>> BEGIN

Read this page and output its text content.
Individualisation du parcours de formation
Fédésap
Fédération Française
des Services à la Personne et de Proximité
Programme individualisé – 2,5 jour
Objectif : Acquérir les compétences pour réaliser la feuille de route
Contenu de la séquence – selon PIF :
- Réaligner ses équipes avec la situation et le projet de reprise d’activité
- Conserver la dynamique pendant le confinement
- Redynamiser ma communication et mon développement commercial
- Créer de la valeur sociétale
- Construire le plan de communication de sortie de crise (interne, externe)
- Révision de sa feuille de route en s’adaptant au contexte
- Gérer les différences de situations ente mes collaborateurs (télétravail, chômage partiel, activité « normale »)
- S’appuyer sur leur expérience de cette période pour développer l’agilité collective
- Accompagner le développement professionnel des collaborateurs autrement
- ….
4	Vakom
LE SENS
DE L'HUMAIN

>> END
>> BEGIN

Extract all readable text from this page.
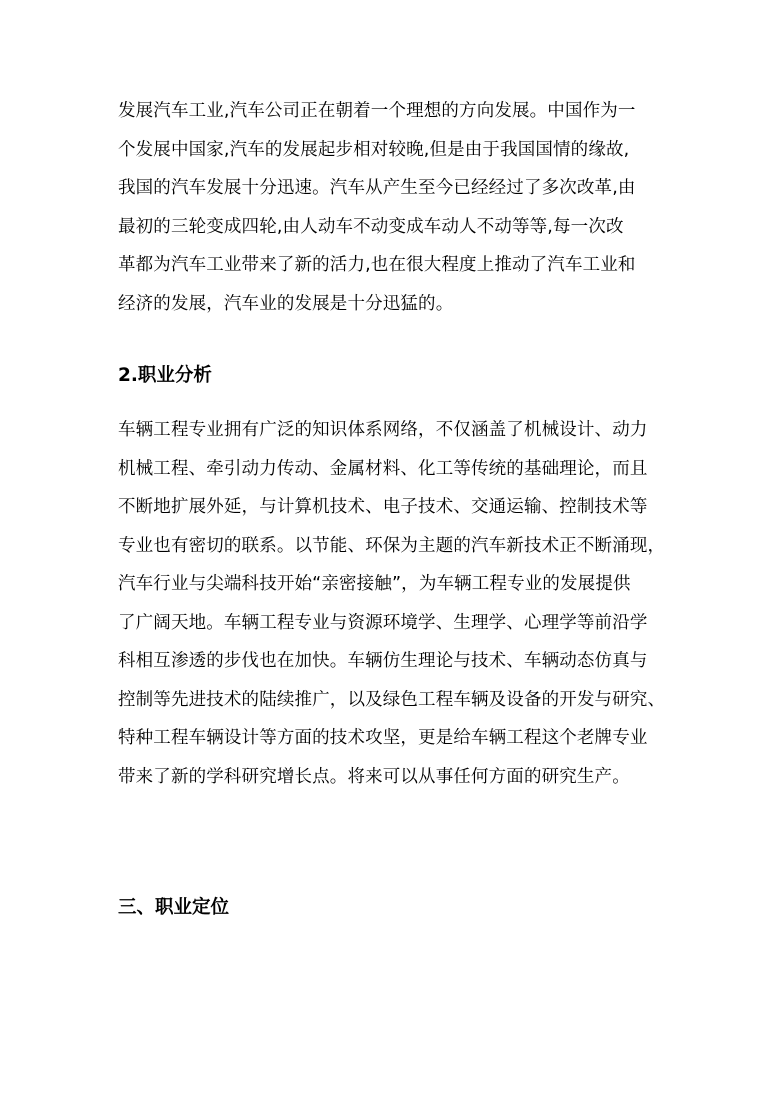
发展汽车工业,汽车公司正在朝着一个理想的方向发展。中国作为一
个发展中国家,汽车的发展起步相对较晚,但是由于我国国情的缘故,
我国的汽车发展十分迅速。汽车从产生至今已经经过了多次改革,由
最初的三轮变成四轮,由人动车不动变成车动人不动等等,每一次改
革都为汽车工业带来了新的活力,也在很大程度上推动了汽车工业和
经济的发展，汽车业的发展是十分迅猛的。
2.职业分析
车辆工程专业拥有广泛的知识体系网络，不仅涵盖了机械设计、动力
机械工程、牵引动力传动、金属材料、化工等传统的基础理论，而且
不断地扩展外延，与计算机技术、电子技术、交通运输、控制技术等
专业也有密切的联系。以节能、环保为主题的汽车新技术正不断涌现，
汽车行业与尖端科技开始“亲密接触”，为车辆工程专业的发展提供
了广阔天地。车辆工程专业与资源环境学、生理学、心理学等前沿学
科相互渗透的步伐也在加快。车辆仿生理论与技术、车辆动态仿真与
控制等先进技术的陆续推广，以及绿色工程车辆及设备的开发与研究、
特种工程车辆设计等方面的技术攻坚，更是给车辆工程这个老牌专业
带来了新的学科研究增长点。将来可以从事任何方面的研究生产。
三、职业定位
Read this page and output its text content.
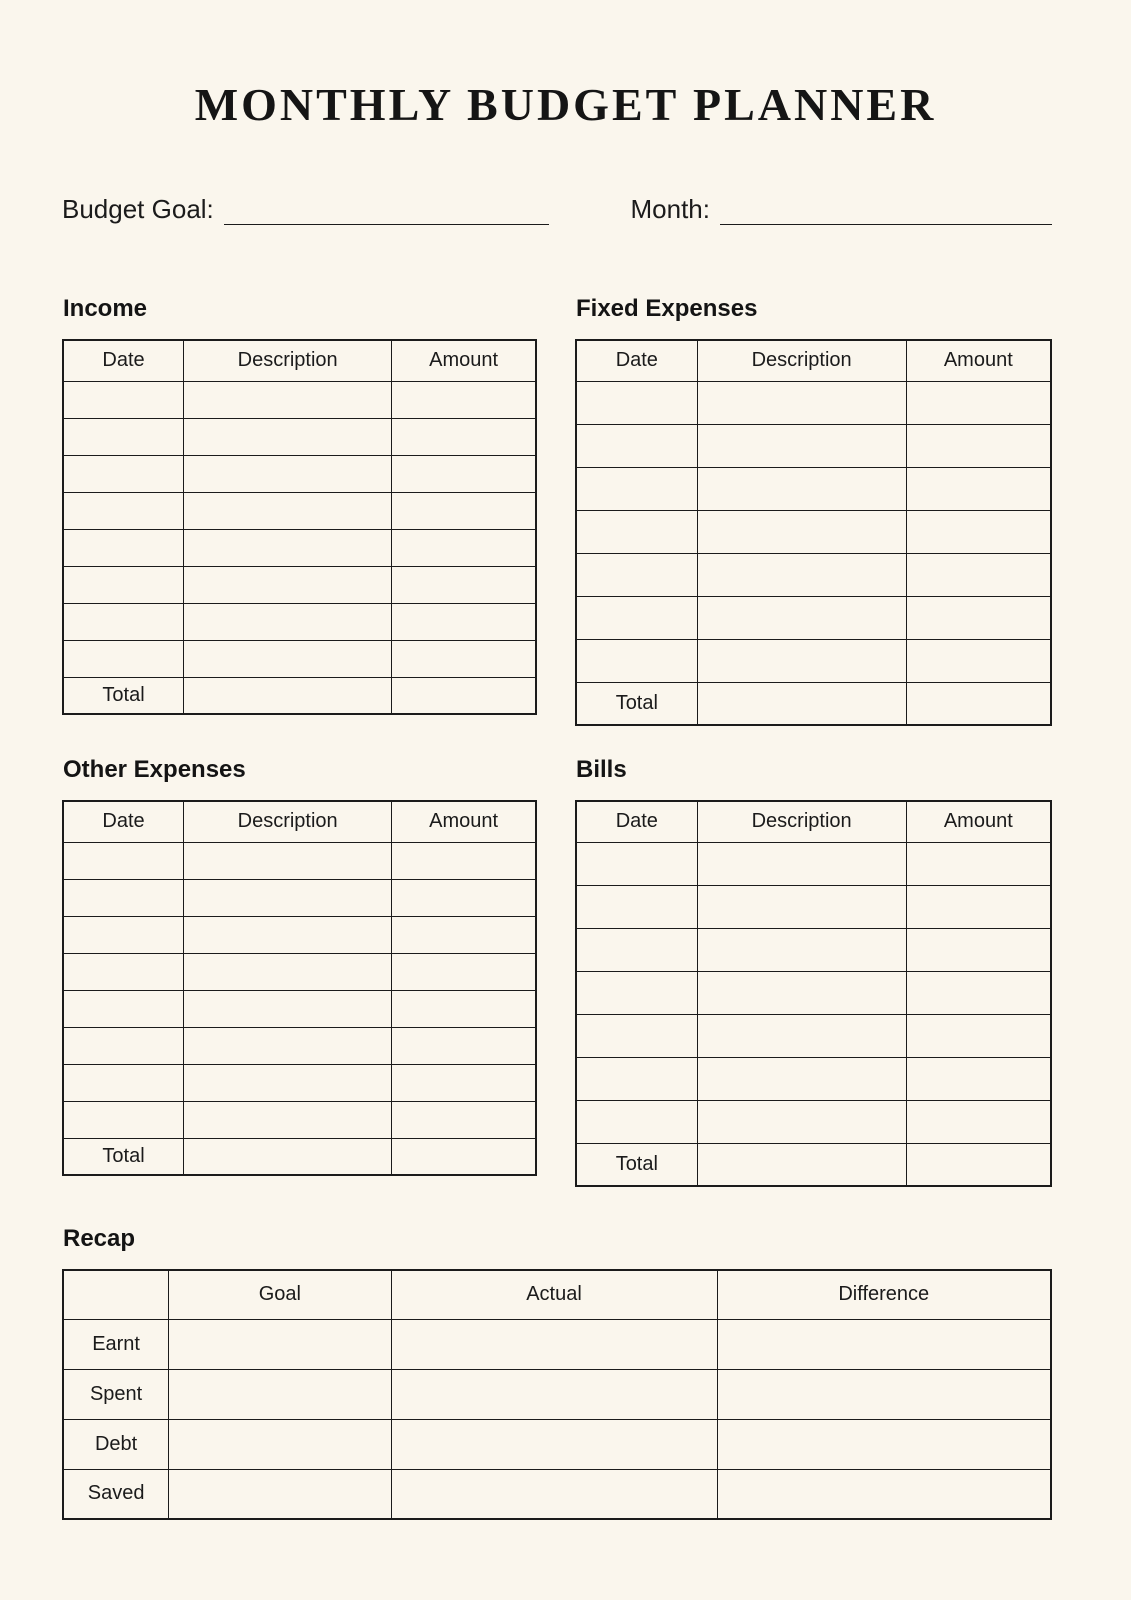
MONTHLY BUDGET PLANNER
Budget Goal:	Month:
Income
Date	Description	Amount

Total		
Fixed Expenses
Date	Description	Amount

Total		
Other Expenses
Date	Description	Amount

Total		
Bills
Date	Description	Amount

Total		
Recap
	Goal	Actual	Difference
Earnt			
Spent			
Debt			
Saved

>> END
>> BEGIN

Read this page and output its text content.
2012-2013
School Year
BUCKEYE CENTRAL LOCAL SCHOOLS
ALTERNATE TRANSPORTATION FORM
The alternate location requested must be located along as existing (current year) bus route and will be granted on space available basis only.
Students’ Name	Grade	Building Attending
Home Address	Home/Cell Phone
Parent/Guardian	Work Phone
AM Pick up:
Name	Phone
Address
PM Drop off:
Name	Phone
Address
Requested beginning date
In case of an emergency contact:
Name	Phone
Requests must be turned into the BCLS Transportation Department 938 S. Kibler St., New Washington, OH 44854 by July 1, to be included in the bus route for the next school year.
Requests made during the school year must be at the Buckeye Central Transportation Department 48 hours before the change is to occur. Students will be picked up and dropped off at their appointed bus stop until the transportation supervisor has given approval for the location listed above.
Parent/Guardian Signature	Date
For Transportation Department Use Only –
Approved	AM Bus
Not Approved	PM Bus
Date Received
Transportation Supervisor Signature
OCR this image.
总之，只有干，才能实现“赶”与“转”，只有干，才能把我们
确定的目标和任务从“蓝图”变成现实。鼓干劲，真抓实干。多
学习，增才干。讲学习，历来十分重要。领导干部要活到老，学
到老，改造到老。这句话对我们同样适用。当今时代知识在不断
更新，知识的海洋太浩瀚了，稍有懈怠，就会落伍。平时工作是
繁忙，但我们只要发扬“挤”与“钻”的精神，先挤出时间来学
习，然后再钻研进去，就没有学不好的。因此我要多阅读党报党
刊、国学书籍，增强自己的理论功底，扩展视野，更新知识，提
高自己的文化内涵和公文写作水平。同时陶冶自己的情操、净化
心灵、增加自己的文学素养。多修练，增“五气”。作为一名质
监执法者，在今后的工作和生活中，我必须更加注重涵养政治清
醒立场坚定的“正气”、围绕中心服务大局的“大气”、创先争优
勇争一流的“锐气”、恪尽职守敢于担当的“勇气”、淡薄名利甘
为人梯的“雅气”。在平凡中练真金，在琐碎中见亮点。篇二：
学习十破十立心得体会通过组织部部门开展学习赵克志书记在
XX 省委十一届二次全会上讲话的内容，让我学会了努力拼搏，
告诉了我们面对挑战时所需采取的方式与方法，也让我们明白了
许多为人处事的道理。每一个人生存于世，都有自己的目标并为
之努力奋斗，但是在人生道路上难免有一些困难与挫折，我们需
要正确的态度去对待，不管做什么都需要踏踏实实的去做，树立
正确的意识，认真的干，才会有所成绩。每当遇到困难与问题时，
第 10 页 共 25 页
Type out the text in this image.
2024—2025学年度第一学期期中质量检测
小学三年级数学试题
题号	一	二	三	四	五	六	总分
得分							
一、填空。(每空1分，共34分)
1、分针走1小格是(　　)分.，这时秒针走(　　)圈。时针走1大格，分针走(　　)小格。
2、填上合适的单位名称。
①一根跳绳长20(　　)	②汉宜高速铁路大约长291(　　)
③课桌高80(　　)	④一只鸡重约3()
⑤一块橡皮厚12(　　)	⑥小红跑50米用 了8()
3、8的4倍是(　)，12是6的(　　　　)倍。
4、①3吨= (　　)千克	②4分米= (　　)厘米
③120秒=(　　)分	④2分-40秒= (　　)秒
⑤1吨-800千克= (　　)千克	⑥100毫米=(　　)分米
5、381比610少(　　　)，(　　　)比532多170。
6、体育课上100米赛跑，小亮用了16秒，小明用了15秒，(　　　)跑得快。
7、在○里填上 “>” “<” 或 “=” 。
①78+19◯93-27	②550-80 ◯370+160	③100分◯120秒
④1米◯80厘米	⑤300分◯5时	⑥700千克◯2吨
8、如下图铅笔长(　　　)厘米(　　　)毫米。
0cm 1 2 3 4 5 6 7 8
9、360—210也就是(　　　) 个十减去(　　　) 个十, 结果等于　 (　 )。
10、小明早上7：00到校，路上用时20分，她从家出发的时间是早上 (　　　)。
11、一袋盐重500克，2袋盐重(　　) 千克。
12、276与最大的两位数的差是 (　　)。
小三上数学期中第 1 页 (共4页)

>> END

From the records above, pull out each line that has "communication".

**Exercise output:**
- Redynamiser ma communication et mon développement commercial
- Construire le plan de communication de sortie de crise (interne, externe)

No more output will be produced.